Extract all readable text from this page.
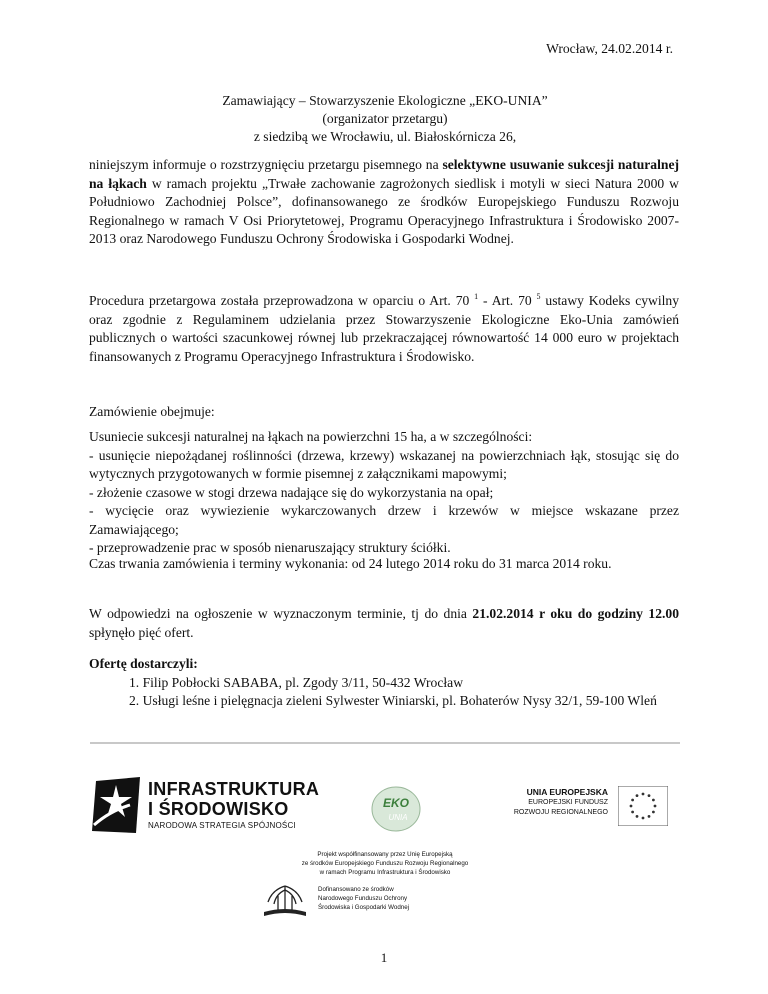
Wrocław, 24.02.2014 r.
Zamawiający – Stowarzyszenie Ekologiczne „EKO-UNIA”
(organizator przetargu)
z siedzibą we Wrocławiu, ul. Białoskórnicza 26,
niniejszym informuje o rozstrzygnięciu przetargu pisemnego na selektywne usuwanie sukcesji naturalnej na łąkach w ramach projektu „Trwałe zachowanie zagrożonych siedlisk i motyli w sieci Natura 2000 w Południowo Zachodniej Polsce”, dofinansowanego ze środków Europejskiego Funduszu Rozwoju Regionalnego w ramach V Osi Priorytetowej, Programu Operacyjnego Infrastruktura i Środowisko 2007-2013 oraz Narodowego Funduszu Ochrony Środowiska i Gospodarki Wodnej.
Procedura przetargowa została przeprowadzona w oparciu o Art. 70 $^1$ - Art. 70 $^5$ ustawy Kodeks cywilny oraz zgodnie z Regulaminem udzielania przez Stowarzyszenie Ekologiczne Eko-Unia zamówień publicznych o wartości szacunkowej równej lub przekraczającej równowartość 14 000 euro w projektach finansowanych z Programu Operacyjnego Infrastruktura i Środowisko.
Zamówienie obejmuje:
Usuniecie sukcesji naturalnej na łąkach na powierzchni 15 ha, a w szczególności:
- usunięcie niepożądanej roślinności (drzewa, krzewy) wskazanej na powierzchniach łąk, stosując się do wytycznych przygotowanych w formie pisemnej z załącznikami mapowymi;
- złożenie czasowe w stogi drzewa nadające się do wykorzystania na opał;
- wycięcie oraz wywiezienie wykarczowanych drzew i krzewów w miejsce wskazane przez Zamawiającego;
- przeprowadzenie prac w sposób nienaruszający struktury ściółki.
Czas trwania zamówienia i terminy wykonania: od 24 lutego 2014 roku do 31 marca 2014 roku.
W odpowiedzi na ogłoszenie w wyznaczonym terminie, tj do dnia 21.02.2014 r oku do godziny 12.00 spłynęło pięć ofert.
Ofertę dostarczyli:
1. Filip Pobłocki SABABA, pl. Zgody 3/11, 50-432 Wrocław
2. Usługi leśne i pielęgnacja zieleni Sylwester Winiarski, pl. Bohaterów Nysy 32/1, 59-100 Wleń
INFRASTRUKTURA
I ŚRODOWISKO
NARODOWA STRATEGIA SPÓJNOŚCI
EKO
UNIA
UNIA EUROPEJSKA
EUROPEJSKI FUNDUSZ
ROZWOJU REGIONALNEGO
Projekt współfinansowany przez Unię Europejską
ze środków Europejskiego Funduszu Rozwoju Regionalnego
w ramach Programu Infrastruktura i Środowisko
Dofinansowano ze środków
Narodowego Funduszu Ochrony
Środowiska i Gospodarki Wodnej
1
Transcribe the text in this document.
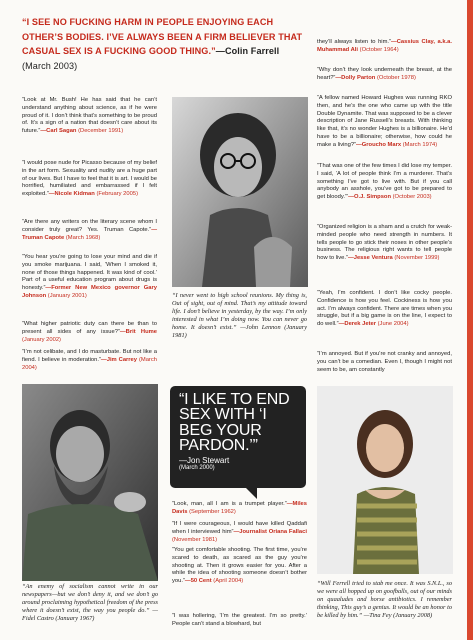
“I SEE NO FUCKING HARM IN PEOPLE ENJOYING EACH OTHER’S BODIES. I’VE ALWAYS BEEN A FIRM BELIEVER THAT CASUAL SEX IS A FUCKING GOOD THING.”—Colin Farrell (March 2003)

“Look at Mr. Bush! He has said that he can’t understand anything about science, as if he were proud of it. I don’t think that’s something to be proud of. It’s a sign of a nation that doesn’t care about its future.”—Carl Sagan (December 1991)

“I would pose nude for Picasso because of my belief in the art form. Sexuality and nudity are a huge part of our lives. But I have to feel that it is art. I would be horrified, humiliated and embarrassed if I felt exploited.”—Nicole Kidman (February 2005)

“Are there any writers on the literary scene whom I consider truly great? Yes. Truman Capote.”—Truman Capote (March 1968)

“You hear you’re going to lose your mind and die if you smoke marijuana. I said, ‘When I smoked it, none of those things happened. It was kind of cool.’ Part of a useful education program about drugs is honesty.”—Former New Mexico governor Gary Johnson (January 2001)

“What higher patriotic duty can there be than to present all sides of any issue?”—Brit Hume (January 2002)

“I’m not celibate, and I do masturbate. But not like a fiend. I believe in moderation.”—Jim Carrey (March 2004)

“I never went to high school reunions. My thing is, Out of sight, out of mind. That’s my attitude toward life. I don’t believe in yesterday, by the way. I’m only interested in what I’m doing now. You can never go home. It doesn’t exist.” —John Lennon (January 1981)

“I LIKE TO END SEX WITH ‘I BEG YOUR PARDON.’”
—Jon Stewart
(March 2000)

“Look, man, all I am is a trumpet player.”—Miles Davis (September 1962)

“If I were courageous, I would have killed Qaddafi when I interviewed him”—Journalist Oriana Fallaci (November 1981)

“You get comfortable shooting. The first time, you’re scared to death, as scared as the guy you’re shooting at. Then it grows easier for you. After a while the idea of shooting someone doesn’t bother you.”—50 Cent (April 2004)

“I was hollering, ‘I’m the greatest. I’m so pretty.’ People can’t stand a blowhard, but

“An enemy of socialism cannot write in our newspapers—but we don’t deny it, and we don’t go around proclaiming hypothetical freedom of the press where it doesn’t exist, the way you people do.” —Fidel Castro (January 1967)

they’ll always listen to him.”—Cassius Clay, a.k.a. Muhammad Ali (October 1964)

“Why don’t they look underneath the breast, at the heart?”—Dolly Parton (October 1978)

“A fellow named Howard Hughes was running RKO then, and he’s the one who came up with the title Double Dynamite. That was supposed to be a clever description of Jane Russell’s breasts. With thinking like that, it’s no wonder Hughes is a billionaire. He’d have to be a billionaire; otherwise, how could he make a living?”—Groucho Marx (March 1974)

“That was one of the few times I did lose my temper. I said, ‘A lot of people think I’m a murderer. That’s something I’ve got to live with. But if you call anybody an asshole, you’ve got to be prepared to get bloody.’”—O.J. Simpson (October 2003)

“Organized religion is a sham and a crutch for weak-minded people who need strength in numbers. It tells people to go stick their noses in other people’s business. The religious right wants to tell people how to live.”—Jesse Ventura (November 1999)

“Yeah, I’m confident. I don’t like cocky people. Confidence is how you feel. Cockiness is how you act. I’m always confident. There are times when you struggle, but if a big game is on the line, I expect to do well.”—Derek Jeter (June 2004)

“I’m annoyed. But if you’re not cranky and annoyed, you can’t be a comedian. Even I, though I might not seem to be, am constantly

“Will Ferrell tried to stab me once. It was S.N.L., so we were all hopped up on goofballs, out of our minds on quaaludes and horse antibiotics. I remember thinking, This guy’s a genius. It would be an honor to be killed by him.” —Tina Fey (January 2008)
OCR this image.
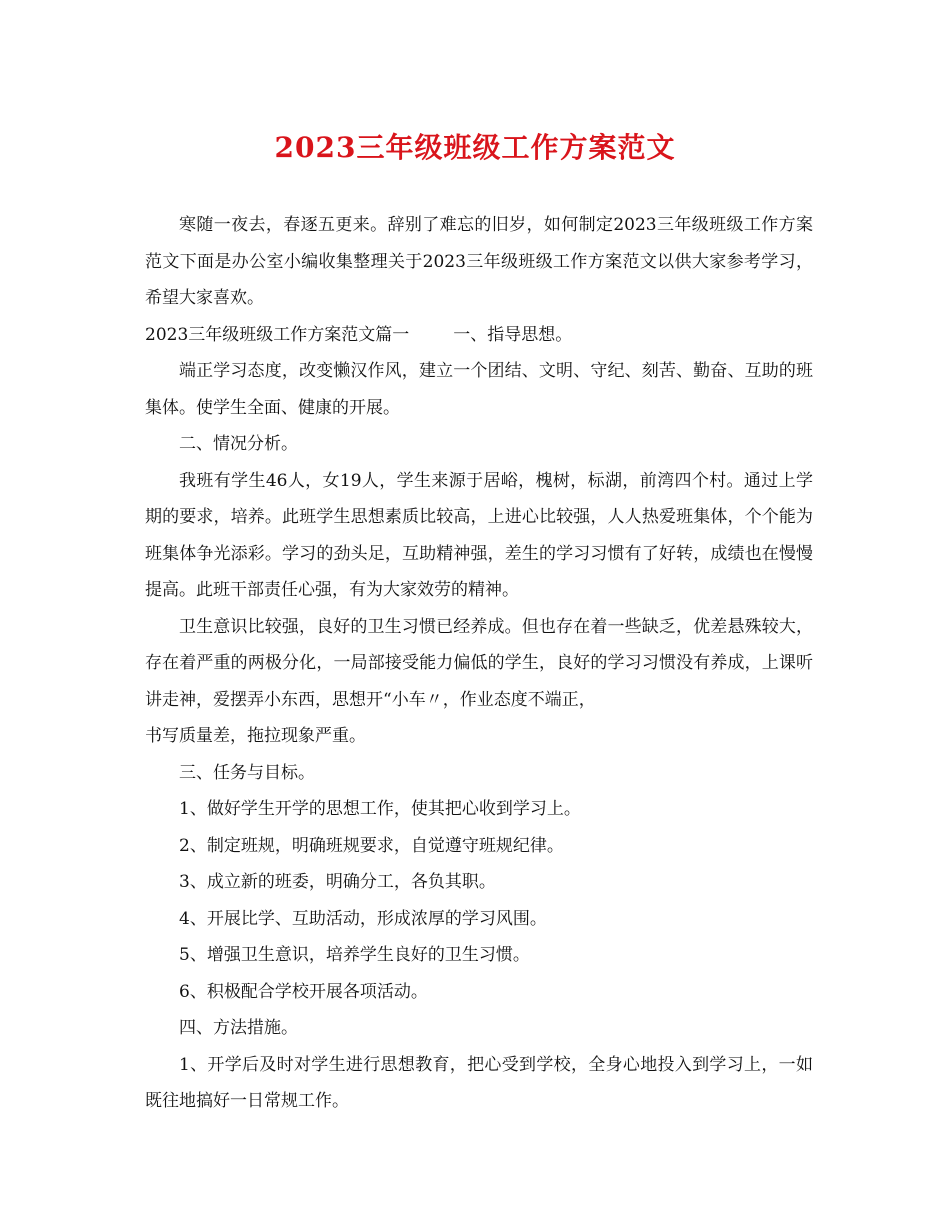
2023三年级班级工作方案范文

寒随一夜去，春逐五更来。辞别了难忘的旧岁，如何制定2023三年级班级工作方案范文下面是办公室小编收集整理关于2023三年级班级工作方案范文以供大家参考学习，希望大家喜欢。

2023三年级班级工作方案范文篇一	一、指导思想。

端正学习态度，改变懒汉作风，建立一个团结、文明、守纪、刻苦、勤奋、互助的班集体。使学生全面、健康的开展。

二、情况分析。

我班有学生46人，女19人，学生来源于居峪，槐树，标湖，前湾四个村。通过上学期的要求，培养。此班学生思想素质比较高，上进心比较强，人人热爱班集体，个个能为班集体争光添彩。学习的劲头足，互助精神强，差生的学习习惯有了好转，成绩也在慢慢提高。此班干部责任心强，有为大家效劳的精神。

卫生意识比较强，良好的卫生习惯已经养成。但也存在着一些缺乏，优差悬殊较大，存在着严重的两极分化，一局部接受能力偏低的学生，良好的学习习惯没有养成，上课听讲走神，爱摆弄小东西，思想开“小车〃，作业态度不端正，

书写质量差，拖拉现象严重。

三、任务与目标。

1、做好学生开学的思想工作，使其把心收到学习上。

2、制定班规，明确班规要求，自觉遵守班规纪律。

3、成立新的班委，明确分工，各负其职。

4、开展比学、互助活动，形成浓厚的学习风围。

5、增强卫生意识，培养学生良好的卫生习惯。

6、积极配合学校开展各项活动。

四、方法措施。

1、开学后及时对学生进行思想教育，把心受到学校，全身心地投入到学习上，一如既往地搞好一日常规工作。
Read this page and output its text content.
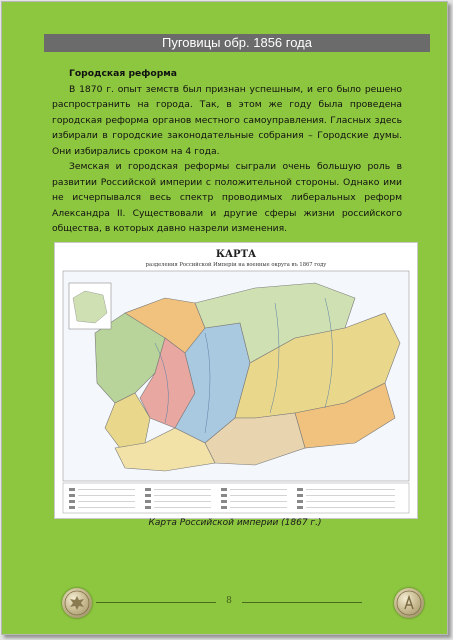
Пуговицы обр. 1856 года

Городская реформа

В 1870 г. опыт земств был признан успешным, и его было решено распространить на города. Так, в этом же году была проведена городская реформа органов местного самоуправления. Гласных здесь избирали в городские законодательные собрания – Городские думы. Они избирались сроком на 4 года.

Земская и городская реформы сыграли очень большую роль в развитии Российской империи с положительной стороны. Однако ими не исчерпывался весь спектр проводимых либеральных реформ Александра II. Существовали и другие сферы жизни российского общества, в которых давно назрели изменения.

КАРТА
разделения Российской Имперіи на военные округа въ 1867 году
Карта Российской империи (1867 г.)
8
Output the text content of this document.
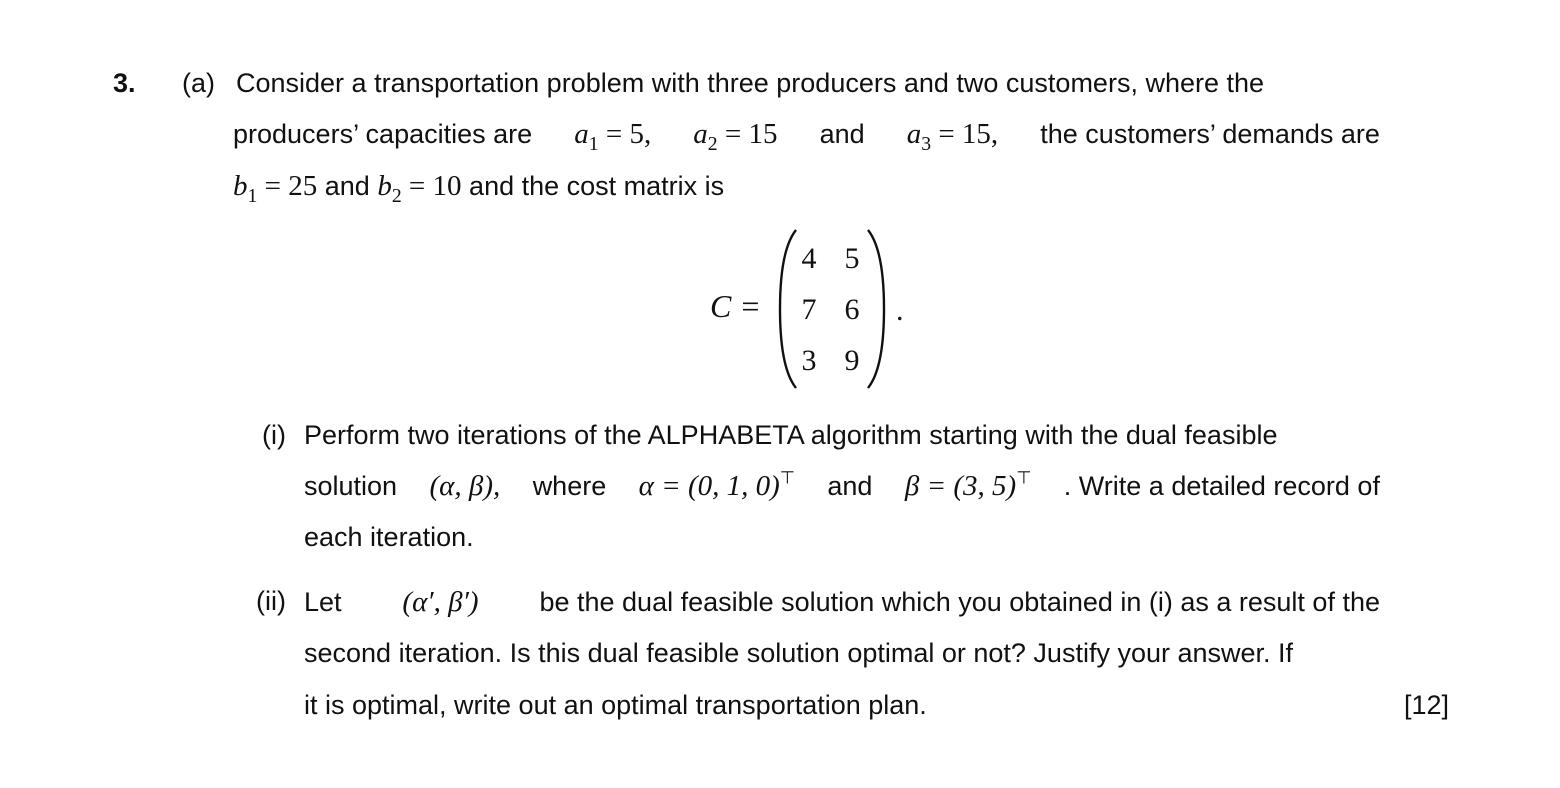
3. (a) Consider a transportation problem with three producers and two customers, where the
producers’ capacities are $a_1 = 5$, $a_2 = 15$ and $a_3 = 15$, the customers’ demands are
$b_1 = 25$ and $b_2 = 10$ and the cost matrix is
C =
4 5
7 6
3 9
.
(i) Perform two iterations of the ALPHABETA algorithm starting with the dual feasible
solution (α, β), where α = (0, 1, 0)⊤ and β = (3, 5)⊤ . Write a detailed record of
each iteration.
(ii) Let (α′, β′) be the dual feasible solution which you obtained in (i) as a result of the
second iteration. Is this dual feasible solution optimal or not? Justify your answer. If
it is optimal, write out an optimal transportation plan.	[12]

§ What you need to do
Identify each line in the entries with the word "Stowarzyszenie" and copy it.

§ Written answer
Zamawiający – Stowarzyszenie Ekologiczne „EKO-UNIA”
Procedura przetargowa została przeprowadzona w oparciu o Art. 70 $^1$ - Art. 70 $^5$ ustawy Kodeks cywilny oraz zgodnie z Regulaminem udzielania przez Stowarzyszenie Ekologiczne Eko-Unia zamówień publicznych o wartości szacunkowej równej lub przekraczającej równowartość 14 000 euro w projektach finansowanych z Programu Operacyjnego Infrastruktura i Środowisko.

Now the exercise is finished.